(Dataset excerpts)
---+---

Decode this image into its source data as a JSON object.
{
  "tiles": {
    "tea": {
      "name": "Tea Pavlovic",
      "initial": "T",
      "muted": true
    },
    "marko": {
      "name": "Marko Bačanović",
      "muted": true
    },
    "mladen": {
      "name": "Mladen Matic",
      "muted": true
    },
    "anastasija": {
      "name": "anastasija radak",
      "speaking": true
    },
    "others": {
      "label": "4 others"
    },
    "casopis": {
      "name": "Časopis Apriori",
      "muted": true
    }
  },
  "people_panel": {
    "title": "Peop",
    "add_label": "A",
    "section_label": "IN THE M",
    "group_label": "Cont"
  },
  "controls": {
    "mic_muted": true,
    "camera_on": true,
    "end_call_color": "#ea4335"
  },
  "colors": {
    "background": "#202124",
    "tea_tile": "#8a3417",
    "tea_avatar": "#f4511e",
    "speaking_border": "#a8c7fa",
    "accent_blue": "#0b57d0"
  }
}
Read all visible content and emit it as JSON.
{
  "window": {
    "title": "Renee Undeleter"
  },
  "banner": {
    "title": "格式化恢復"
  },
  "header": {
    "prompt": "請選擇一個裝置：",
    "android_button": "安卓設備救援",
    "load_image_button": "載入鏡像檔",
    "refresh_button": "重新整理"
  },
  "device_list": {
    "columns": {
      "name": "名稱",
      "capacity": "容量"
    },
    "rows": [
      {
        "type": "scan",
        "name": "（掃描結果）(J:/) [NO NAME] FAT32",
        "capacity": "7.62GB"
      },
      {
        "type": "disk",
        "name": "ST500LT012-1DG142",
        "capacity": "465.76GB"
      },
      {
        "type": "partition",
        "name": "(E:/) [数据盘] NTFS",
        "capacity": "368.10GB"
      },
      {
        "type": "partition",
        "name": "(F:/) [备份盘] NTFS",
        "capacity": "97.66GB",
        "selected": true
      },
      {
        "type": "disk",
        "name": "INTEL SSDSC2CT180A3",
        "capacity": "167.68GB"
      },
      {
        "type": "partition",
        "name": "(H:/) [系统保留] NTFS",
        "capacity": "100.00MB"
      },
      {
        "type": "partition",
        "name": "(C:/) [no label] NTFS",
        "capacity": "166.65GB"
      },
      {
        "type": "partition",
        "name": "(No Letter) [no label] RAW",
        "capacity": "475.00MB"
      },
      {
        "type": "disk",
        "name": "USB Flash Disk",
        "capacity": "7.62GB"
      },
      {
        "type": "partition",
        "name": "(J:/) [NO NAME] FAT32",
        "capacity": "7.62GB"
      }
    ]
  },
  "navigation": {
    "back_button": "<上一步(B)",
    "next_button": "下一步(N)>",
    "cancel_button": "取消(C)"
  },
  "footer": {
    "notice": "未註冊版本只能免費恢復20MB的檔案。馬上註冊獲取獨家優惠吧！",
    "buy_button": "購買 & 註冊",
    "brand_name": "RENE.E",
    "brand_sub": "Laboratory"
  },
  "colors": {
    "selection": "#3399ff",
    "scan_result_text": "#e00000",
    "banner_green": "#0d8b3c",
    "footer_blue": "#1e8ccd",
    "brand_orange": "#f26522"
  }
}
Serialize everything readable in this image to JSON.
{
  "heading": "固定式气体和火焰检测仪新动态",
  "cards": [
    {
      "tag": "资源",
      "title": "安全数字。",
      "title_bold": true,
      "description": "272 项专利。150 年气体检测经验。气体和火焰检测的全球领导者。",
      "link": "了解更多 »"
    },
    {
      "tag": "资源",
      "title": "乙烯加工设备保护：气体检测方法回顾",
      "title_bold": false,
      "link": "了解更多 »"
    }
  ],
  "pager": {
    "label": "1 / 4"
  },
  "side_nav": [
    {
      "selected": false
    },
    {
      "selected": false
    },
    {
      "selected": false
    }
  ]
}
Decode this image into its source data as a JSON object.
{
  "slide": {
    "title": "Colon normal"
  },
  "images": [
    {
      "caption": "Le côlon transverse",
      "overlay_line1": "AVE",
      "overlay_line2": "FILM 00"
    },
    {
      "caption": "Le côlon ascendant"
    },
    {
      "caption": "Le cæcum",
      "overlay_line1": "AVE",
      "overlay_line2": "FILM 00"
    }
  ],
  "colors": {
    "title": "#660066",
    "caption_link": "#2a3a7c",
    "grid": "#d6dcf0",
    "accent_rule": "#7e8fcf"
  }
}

---+---

▶ **The problem**:
Write out the records above again, keeping each one identical to the original.

▶ **Output for this exercise**:
Decode this image into its source data as a JSON object.
{
  "tiles": {
    "tea": {
      "name": "Tea Pavlovic",
      "initial": "T",
      "muted": true
    },
    "marko": {
      "name": "Marko Bačanović",
      "muted": true
    },
    "mladen": {
      "name": "Mladen Matic",
      "muted": true
    },
    "anastasija": {
      "name": "anastasija radak",
      "speaking": true
    },
    "others": {
      "label": "4 others"
    },
    "casopis": {
      "name": "Časopis Apriori",
      "muted": true
    }
  },
  "people_panel": {
    "title": "Peop",
    "add_label": "A",
    "section_label": "IN THE M",
    "group_label": "Cont"
  },
  "controls": {
    "mic_muted": true,
    "camera_on": true,
    "end_call_color": "#ea4335"
  },
  "colors": {
    "background": "#202124",
    "tea_tile": "#8a3417",
    "tea_avatar": "#f4511e",
    "speaking_border": "#a8c7fa",
    "accent_blue": "#0b57d0"
  }
}
Read all visible content and emit it as JSON.
{
  "window": {
    "title": "Renee Undeleter"
  },
  "banner": {
    "title": "格式化恢復"
  },
  "header": {
    "prompt": "請選擇一個裝置：",
    "android_button": "安卓設備救援",
    "load_image_button": "載入鏡像檔",
    "refresh_button": "重新整理"
  },
  "device_list": {
    "columns": {
      "name": "名稱",
      "capacity": "容量"
    },
    "rows": [
      {
        "type": "scan",
        "name": "（掃描結果）(J:/) [NO NAME] FAT32",
        "capacity": "7.62GB"
      },
      {
        "type": "disk",
        "name": "ST500LT012-1DG142",
        "capacity": "465.76GB"
      },
      {
        "type": "partition",
        "name": "(E:/) [数据盘] NTFS",
        "capacity": "368.10GB"
      },
      {
        "type": "partition",
        "name": "(F:/) [备份盘] NTFS",
        "capacity": "97.66GB",
        "selected": true
      },
      {
        "type": "disk",
        "name": "INTEL SSDSC2CT180A3",
        "capacity": "167.68GB"
      },
      {
        "type": "partition",
        "name": "(H:/) [系统保留] NTFS",
        "capacity": "100.00MB"
      },
      {
        "type": "partition",
        "name": "(C:/) [no label] NTFS",
        "capacity": "166.65GB"
      },
      {
        "type": "partition",
        "name": "(No Letter) [no label] RAW",
        "capacity": "475.00MB"
      },
      {
        "type": "disk",
        "name": "USB Flash Disk",
        "capacity": "7.62GB"
      },
      {
        "type": "partition",
        "name": "(J:/) [NO NAME] FAT32",
        "capacity": "7.62GB"
      }
    ]
  },
  "navigation": {
    "back_button": "<上一步(B)",
    "next_button": "下一步(N)>",
    "cancel_button": "取消(C)"
  },
  "footer": {
    "notice": "未註冊版本只能免費恢復20MB的檔案。馬上註冊獲取獨家優惠吧！",
    "buy_button": "購買 & 註冊",
    "brand_name": "RENE.E",
    "brand_sub": "Laboratory"
  },
  "colors": {
    "selection": "#3399ff",
    "scan_result_text": "#e00000",
    "banner_green": "#0d8b3c",
    "footer_blue": "#1e8ccd",
    "brand_orange": "#f26522"
  }
}
Serialize everything readable in this image to JSON.
{
  "heading": "固定式气体和火焰检测仪新动态",
  "cards": [
    {
      "tag": "资源",
      "title": "安全数字。",
      "title_bold": true,
      "description": "272 项专利。150 年气体检测经验。气体和火焰检测的全球领导者。",
      "link": "了解更多 »"
    },
    {
      "tag": "资源",
      "title": "乙烯加工设备保护：气体检测方法回顾",
      "title_bold": false,
      "link": "了解更多 »"
    }
  ],
  "pager": {
    "label": "1 / 4"
  },
  "side_nav": [
    {
      "selected": false
    },
    {
      "selected": false
    },
    {
      "selected": false
    }
  ]
}
Decode this image into its source data as a JSON object.
{
  "slide": {
    "title": "Colon normal"
  },
  "images": [
    {
      "caption": "Le côlon transverse",
      "overlay_line1": "AVE",
      "overlay_line2": "FILM 00"
    },
    {
      "caption": "Le côlon ascendant"
    },
    {
      "caption": "Le cæcum",
      "overlay_line1": "AVE",
      "overlay_line2": "FILM 00"
    }
  ],
  "colors": {
    "title": "#660066",
    "caption_link": "#2a3a7c",
    "grid": "#d6dcf0",
    "accent_rule": "#7e8fcf"
  }
}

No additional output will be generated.